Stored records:
****
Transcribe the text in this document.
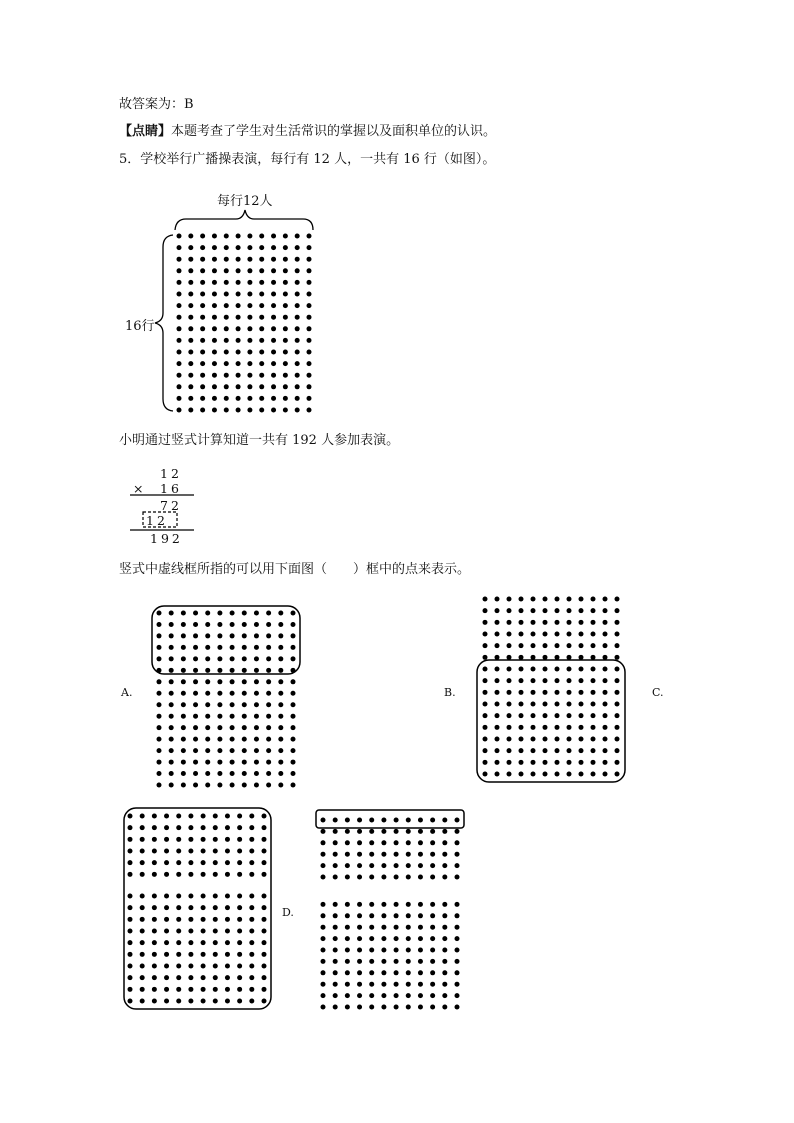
故答案为：B
【点睛】本题考查了学生对生活常识的掌握以及面积单位的认识。
5．学校举行广播操表演，每行有 12 人，一共有 16 行（如图）。
每行12人
16行
小明通过竖式计算知道一共有 192 人参加表演。
12
× 16
72
12
192
竖式中虚线框所指的可以用下面图（　　）框中的点来表示。
A.	B.	C.
D.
****
> STATED EXERCISE
Copy every line of the data exactly as written, excluding the pictures.

> FINAL ANSWER
Transcribe the text in this document.
故答案为：B
【点睛】本题考查了学生对生活常识的掌握以及面积单位的认识。
5．学校举行广播操表演，每行有 12 人，一共有 16 行（如图）。
每行12人
16行
小明通过竖式计算知道一共有 192 人参加表演。
12
× 16
72
12
192
竖式中虚线框所指的可以用下面图（　　）框中的点来表示。
A.	B.	C.
D.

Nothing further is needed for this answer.